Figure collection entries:
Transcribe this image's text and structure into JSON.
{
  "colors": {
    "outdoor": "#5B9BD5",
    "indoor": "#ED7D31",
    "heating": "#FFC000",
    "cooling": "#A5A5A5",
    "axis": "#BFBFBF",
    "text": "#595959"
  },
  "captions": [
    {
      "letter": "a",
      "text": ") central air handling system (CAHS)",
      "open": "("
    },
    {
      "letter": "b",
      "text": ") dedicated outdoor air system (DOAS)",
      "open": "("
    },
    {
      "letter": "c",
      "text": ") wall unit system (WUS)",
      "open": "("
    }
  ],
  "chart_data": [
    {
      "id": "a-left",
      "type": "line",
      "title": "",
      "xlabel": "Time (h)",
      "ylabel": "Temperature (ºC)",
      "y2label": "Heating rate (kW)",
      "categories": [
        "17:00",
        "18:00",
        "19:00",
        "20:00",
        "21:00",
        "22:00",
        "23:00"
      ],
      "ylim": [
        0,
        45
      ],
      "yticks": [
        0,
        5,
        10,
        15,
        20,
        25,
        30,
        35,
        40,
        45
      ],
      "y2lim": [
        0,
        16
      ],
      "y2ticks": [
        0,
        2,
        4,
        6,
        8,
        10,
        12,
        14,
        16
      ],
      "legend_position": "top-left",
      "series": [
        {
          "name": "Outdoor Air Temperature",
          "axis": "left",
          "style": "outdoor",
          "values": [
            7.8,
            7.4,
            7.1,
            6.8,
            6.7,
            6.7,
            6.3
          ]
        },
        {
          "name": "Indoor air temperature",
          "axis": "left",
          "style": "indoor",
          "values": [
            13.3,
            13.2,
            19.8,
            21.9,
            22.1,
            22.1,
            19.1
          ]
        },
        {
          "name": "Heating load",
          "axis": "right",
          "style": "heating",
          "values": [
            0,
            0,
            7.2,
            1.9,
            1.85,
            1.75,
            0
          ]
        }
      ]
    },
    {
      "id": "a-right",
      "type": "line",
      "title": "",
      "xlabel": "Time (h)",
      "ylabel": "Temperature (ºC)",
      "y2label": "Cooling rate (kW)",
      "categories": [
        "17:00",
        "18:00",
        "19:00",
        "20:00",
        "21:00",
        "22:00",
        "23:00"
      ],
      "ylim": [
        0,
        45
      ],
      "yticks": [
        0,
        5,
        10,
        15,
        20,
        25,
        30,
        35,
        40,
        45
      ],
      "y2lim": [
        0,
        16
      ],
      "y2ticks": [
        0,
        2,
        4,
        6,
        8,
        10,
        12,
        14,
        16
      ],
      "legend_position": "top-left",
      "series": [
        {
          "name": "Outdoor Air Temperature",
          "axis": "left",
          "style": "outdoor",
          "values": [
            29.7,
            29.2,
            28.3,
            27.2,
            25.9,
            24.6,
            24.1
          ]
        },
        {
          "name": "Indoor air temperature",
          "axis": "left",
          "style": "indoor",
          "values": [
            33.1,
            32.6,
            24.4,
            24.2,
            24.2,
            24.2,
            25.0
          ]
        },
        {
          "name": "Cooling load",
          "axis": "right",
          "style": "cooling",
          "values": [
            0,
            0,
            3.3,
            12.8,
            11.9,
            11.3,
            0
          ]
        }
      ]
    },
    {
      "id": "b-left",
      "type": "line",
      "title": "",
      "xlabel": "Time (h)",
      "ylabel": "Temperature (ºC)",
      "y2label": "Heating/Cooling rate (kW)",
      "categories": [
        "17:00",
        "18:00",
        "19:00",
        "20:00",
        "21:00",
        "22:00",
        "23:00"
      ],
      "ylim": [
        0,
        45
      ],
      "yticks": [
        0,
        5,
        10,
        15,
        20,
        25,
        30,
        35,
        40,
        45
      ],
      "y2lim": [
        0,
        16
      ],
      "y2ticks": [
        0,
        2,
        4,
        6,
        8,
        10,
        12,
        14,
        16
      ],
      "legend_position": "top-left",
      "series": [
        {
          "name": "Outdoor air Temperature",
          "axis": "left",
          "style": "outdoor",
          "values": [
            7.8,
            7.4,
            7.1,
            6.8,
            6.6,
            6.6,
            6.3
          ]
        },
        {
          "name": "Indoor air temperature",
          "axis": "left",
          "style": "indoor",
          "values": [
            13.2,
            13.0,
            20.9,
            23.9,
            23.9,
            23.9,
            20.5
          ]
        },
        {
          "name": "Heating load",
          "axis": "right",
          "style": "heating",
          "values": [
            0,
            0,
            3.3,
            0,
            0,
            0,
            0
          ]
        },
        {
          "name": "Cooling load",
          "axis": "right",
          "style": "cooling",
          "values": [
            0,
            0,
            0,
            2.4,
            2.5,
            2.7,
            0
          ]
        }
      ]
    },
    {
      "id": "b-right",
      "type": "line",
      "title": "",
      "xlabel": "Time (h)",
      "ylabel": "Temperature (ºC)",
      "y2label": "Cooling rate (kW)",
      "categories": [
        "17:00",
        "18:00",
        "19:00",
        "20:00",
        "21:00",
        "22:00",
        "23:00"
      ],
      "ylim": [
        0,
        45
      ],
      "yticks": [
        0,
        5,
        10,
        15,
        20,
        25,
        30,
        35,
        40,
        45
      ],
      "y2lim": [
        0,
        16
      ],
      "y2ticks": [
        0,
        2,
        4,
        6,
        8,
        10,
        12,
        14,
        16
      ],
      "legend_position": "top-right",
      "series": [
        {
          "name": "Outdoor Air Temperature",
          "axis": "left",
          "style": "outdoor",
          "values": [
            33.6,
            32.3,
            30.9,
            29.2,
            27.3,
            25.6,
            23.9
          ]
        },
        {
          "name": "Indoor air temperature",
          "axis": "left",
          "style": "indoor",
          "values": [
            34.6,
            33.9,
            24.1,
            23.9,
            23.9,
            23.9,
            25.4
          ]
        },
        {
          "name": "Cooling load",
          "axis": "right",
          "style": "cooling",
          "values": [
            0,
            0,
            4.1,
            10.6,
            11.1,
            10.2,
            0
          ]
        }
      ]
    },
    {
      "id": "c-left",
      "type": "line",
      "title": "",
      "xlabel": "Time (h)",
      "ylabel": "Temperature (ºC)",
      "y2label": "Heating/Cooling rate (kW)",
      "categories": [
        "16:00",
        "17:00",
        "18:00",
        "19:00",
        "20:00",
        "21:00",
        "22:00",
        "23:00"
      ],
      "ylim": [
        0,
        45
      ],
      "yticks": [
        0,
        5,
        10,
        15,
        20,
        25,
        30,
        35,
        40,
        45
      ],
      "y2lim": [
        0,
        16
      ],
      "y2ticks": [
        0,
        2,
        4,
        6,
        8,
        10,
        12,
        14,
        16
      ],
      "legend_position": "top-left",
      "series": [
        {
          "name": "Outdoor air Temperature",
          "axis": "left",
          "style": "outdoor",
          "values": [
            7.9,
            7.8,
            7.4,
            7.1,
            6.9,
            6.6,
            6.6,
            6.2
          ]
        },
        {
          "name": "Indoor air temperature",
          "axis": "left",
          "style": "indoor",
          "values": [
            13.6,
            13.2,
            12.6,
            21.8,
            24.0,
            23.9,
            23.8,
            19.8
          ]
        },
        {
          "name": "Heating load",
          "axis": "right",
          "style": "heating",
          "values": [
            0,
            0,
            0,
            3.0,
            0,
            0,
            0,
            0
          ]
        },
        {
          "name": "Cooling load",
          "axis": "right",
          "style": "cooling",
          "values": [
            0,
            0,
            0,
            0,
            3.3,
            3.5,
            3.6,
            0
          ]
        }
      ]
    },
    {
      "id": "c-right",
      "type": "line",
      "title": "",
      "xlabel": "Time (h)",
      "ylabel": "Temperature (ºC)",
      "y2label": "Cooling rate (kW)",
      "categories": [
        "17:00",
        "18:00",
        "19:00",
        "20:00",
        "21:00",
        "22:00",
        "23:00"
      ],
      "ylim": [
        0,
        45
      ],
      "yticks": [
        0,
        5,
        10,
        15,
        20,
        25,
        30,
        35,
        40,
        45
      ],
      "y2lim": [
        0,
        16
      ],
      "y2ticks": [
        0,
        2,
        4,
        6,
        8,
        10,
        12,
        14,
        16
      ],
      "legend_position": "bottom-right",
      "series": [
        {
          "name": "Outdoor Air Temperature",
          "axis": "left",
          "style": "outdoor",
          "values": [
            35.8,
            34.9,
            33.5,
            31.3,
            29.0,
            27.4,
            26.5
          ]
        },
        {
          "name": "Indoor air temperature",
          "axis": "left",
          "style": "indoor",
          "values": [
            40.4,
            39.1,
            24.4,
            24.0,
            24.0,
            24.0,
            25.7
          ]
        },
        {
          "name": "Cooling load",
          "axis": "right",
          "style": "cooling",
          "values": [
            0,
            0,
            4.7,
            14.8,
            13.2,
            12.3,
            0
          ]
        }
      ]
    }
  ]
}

Exercise instructions: Search the records for the word "system", then list every line that has it.

Finished exercise:
      "text": ") central air handling system (CAHS)",
      "text": ") dedicated outdoor air system (DOAS)",
      "text": ") wall unit system (WUS)",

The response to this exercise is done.